## Work to complete:
Scan the records for the word "name". Copy each line that includes it.
* START Extracted data *
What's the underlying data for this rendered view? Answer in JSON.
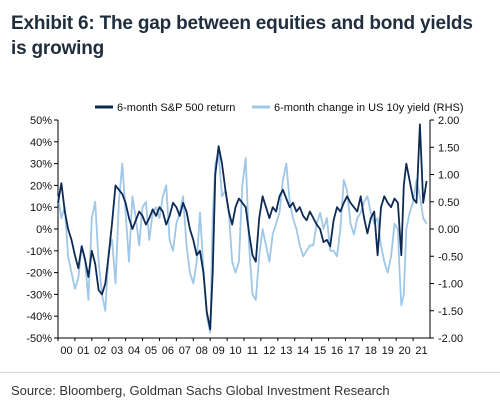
{
  "title": "Exhibit 6: The gap between equities and bond yields is growing",
  "source": "Source: Bloomberg, Goldman Sachs Global Investment Research",
  "chart_data": {
    "type": "line",
    "left_axis": {
      "range": [
        -50,
        50
      ],
      "ticks": [
        50,
        40,
        30,
        20,
        10,
        0,
        -10,
        -20,
        -30,
        -40,
        -50
      ],
      "tick_labels": [
        "50%",
        "40%",
        "30%",
        "20%",
        "10%",
        "0%",
        "-10%",
        "-20%",
        "-30%",
        "-40%",
        "-50%"
      ]
    },
    "right_axis": {
      "range": [
        -2.0,
        2.0
      ],
      "ticks": [
        2.0,
        1.5,
        1.0,
        0.5,
        0.0,
        -0.5,
        -1.0,
        -1.5,
        -2.0
      ],
      "tick_labels": [
        "2.00",
        "1.50",
        "1.00",
        "0.50",
        "0.00",
        "-0.50",
        "-1.00",
        "-1.50",
        "-2.00"
      ]
    },
    "x_axis": {
      "range": [
        2000,
        2022
      ],
      "tick_labels": [
        "00",
        "01",
        "02",
        "03",
        "04",
        "05",
        "06",
        "07",
        "08",
        "09",
        "10",
        "11",
        "12",
        "13",
        "14",
        "15",
        "16",
        "17",
        "18",
        "19",
        "20",
        "21"
      ]
    },
    "grid": false,
    "legend_position": "top",
    "colors": {
      "sp500": "#0d2a55",
      "yield": "#9fc7e8",
      "axis": "#000000"
    },
    "series": [
      {
        "name": "6-month S&P 500 return",
        "axis": "left",
        "x": [
          2000.0,
          2000.2,
          2000.4,
          2000.6,
          2000.8,
          2001.0,
          2001.2,
          2001.4,
          2001.6,
          2001.8,
          2002.0,
          2002.2,
          2002.4,
          2002.6,
          2002.8,
          2003.0,
          2003.2,
          2003.4,
          2003.6,
          2003.8,
          2004.0,
          2004.2,
          2004.4,
          2004.6,
          2004.8,
          2005.0,
          2005.2,
          2005.4,
          2005.6,
          2005.8,
          2006.0,
          2006.2,
          2006.4,
          2006.6,
          2006.8,
          2007.0,
          2007.2,
          2007.4,
          2007.6,
          2007.8,
          2008.0,
          2008.2,
          2008.4,
          2008.6,
          2008.8,
          2009.0,
          2009.15,
          2009.3,
          2009.5,
          2009.7,
          2009.9,
          2010.1,
          2010.3,
          2010.5,
          2010.7,
          2010.9,
          2011.1,
          2011.3,
          2011.5,
          2011.7,
          2011.9,
          2012.1,
          2012.3,
          2012.5,
          2012.7,
          2012.9,
          2013.1,
          2013.3,
          2013.5,
          2013.7,
          2013.9,
          2014.1,
          2014.3,
          2014.5,
          2014.7,
          2014.9,
          2015.1,
          2015.3,
          2015.5,
          2015.7,
          2015.9,
          2016.1,
          2016.3,
          2016.5,
          2016.7,
          2016.9,
          2017.1,
          2017.3,
          2017.5,
          2017.7,
          2017.9,
          2018.1,
          2018.3,
          2018.5,
          2018.7,
          2018.9,
          2019.1,
          2019.3,
          2019.5,
          2019.7,
          2019.9,
          2020.1,
          2020.2,
          2020.3,
          2020.45,
          2020.6,
          2020.8,
          2021.0,
          2021.2,
          2021.4,
          2021.6,
          2021.8
        ],
        "values": [
          12,
          21,
          8,
          0,
          -5,
          -12,
          -18,
          -8,
          -14,
          -22,
          -10,
          -16,
          -28,
          -30,
          -25,
          -12,
          3,
          20,
          18,
          16,
          12,
          5,
          0,
          4,
          8,
          6,
          2,
          5,
          9,
          6,
          10,
          8,
          2,
          6,
          12,
          10,
          6,
          12,
          8,
          0,
          -5,
          -12,
          -10,
          -20,
          -38,
          -46,
          -20,
          25,
          38,
          30,
          18,
          8,
          2,
          10,
          14,
          12,
          10,
          -2,
          -12,
          -15,
          5,
          15,
          10,
          5,
          10,
          8,
          15,
          18,
          14,
          10,
          12,
          8,
          10,
          6,
          4,
          8,
          5,
          2,
          0,
          -6,
          -5,
          -8,
          4,
          10,
          8,
          12,
          15,
          12,
          10,
          8,
          15,
          5,
          -2,
          5,
          8,
          -12,
          10,
          15,
          12,
          10,
          14,
          12,
          0,
          -12,
          20,
          30,
          22,
          14,
          12,
          48,
          12,
          22
        ]
      },
      {
        "name": "6-month change in US 10y yield (RHS)",
        "axis": "right",
        "x": [
          2000.0,
          2000.2,
          2000.4,
          2000.6,
          2000.8,
          2001.0,
          2001.2,
          2001.4,
          2001.6,
          2001.8,
          2002.0,
          2002.2,
          2002.4,
          2002.6,
          2002.8,
          2003.0,
          2003.2,
          2003.4,
          2003.6,
          2003.8,
          2004.0,
          2004.2,
          2004.4,
          2004.6,
          2004.8,
          2005.0,
          2005.2,
          2005.4,
          2005.6,
          2005.8,
          2006.0,
          2006.2,
          2006.4,
          2006.6,
          2006.8,
          2007.0,
          2007.2,
          2007.4,
          2007.6,
          2007.8,
          2008.0,
          2008.2,
          2008.4,
          2008.6,
          2008.8,
          2009.0,
          2009.15,
          2009.3,
          2009.5,
          2009.7,
          2009.9,
          2010.1,
          2010.3,
          2010.5,
          2010.7,
          2010.9,
          2011.1,
          2011.3,
          2011.5,
          2011.7,
          2011.9,
          2012.1,
          2012.3,
          2012.5,
          2012.7,
          2012.9,
          2013.1,
          2013.3,
          2013.5,
          2013.7,
          2013.9,
          2014.1,
          2014.3,
          2014.5,
          2014.7,
          2014.9,
          2015.1,
          2015.3,
          2015.5,
          2015.7,
          2015.9,
          2016.1,
          2016.3,
          2016.5,
          2016.7,
          2016.9,
          2017.1,
          2017.3,
          2017.5,
          2017.7,
          2017.9,
          2018.1,
          2018.3,
          2018.5,
          2018.7,
          2018.9,
          2019.1,
          2019.3,
          2019.5,
          2019.7,
          2019.9,
          2020.1,
          2020.2,
          2020.3,
          2020.45,
          2020.6,
          2020.8,
          2021.0,
          2021.2,
          2021.4,
          2021.6,
          2021.8
        ],
        "values": [
          0.6,
          0.2,
          0.4,
          -0.5,
          -0.8,
          -1.1,
          -0.9,
          -0.3,
          -0.6,
          -1.3,
          0.2,
          0.5,
          -0.6,
          -1.2,
          -1.5,
          -0.4,
          -0.2,
          -1.0,
          0.5,
          1.2,
          0.3,
          -0.6,
          0.6,
          0.2,
          -0.3,
          0.4,
          0.5,
          -0.2,
          0.3,
          0.4,
          0.2,
          0.6,
          0.8,
          -0.2,
          -0.4,
          0.1,
          0.3,
          0.6,
          -0.3,
          -0.8,
          -1.0,
          -0.6,
          0.3,
          -0.7,
          -1.6,
          -1.9,
          0.2,
          1.2,
          1.4,
          0.6,
          0.7,
          0.3,
          -0.6,
          -0.8,
          -0.6,
          0.8,
          1.3,
          -0.3,
          -1.2,
          -1.3,
          -0.5,
          0.0,
          -0.3,
          -0.6,
          -0.1,
          0.1,
          0.3,
          0.9,
          1.2,
          0.5,
          0.2,
          0.0,
          -0.3,
          -0.5,
          -0.4,
          -0.3,
          -0.3,
          0.1,
          0.3,
          0.0,
          0.2,
          -0.4,
          -0.4,
          -0.5,
          0.0,
          0.9,
          0.7,
          0.1,
          -0.1,
          0.2,
          0.3,
          0.5,
          0.6,
          0.3,
          0.1,
          0.2,
          -0.3,
          -0.6,
          -0.8,
          -0.5,
          0.1,
          0.0,
          -0.8,
          -1.4,
          -1.2,
          0.0,
          0.3,
          0.5,
          0.9,
          0.6,
          0.2,
          0.1
        ]
      }
    ]
  }
}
* END Extracted data *
## Result:
        "name": "6-month S&P 500 return",
        "name": "6-month change in US 10y yield (RHS)",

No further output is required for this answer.